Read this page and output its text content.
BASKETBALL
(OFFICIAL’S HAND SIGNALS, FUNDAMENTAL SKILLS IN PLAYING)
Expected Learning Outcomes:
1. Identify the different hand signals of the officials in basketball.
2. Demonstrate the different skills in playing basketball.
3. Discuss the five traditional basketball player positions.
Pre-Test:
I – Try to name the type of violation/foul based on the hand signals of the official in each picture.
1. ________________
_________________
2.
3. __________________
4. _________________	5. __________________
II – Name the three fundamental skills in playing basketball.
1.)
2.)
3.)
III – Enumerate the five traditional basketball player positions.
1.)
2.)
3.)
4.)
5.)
# # #
[GIVEN PROBLEM]
Each line of the material above needs to be quoted exactly, please.

[SOLUTION FOR THIS TASK]
Read this page and output its text content.
BASKETBALL
(OFFICIAL’S HAND SIGNALS, FUNDAMENTAL SKILLS IN PLAYING)
Expected Learning Outcomes:
1. Identify the different hand signals of the officials in basketball.
2. Demonstrate the different skills in playing basketball.
3. Discuss the five traditional basketball player positions.
Pre-Test:
I – Try to name the type of violation/foul based on the hand signals of the official in each picture.
1. ________________
_________________
2.
3. __________________
4. _________________	5. __________________
II – Name the three fundamental skills in playing basketball.
1.)
2.)
3.)
III – Enumerate the five traditional basketball player positions.
1.)
2.)
3.)
4.)
5.)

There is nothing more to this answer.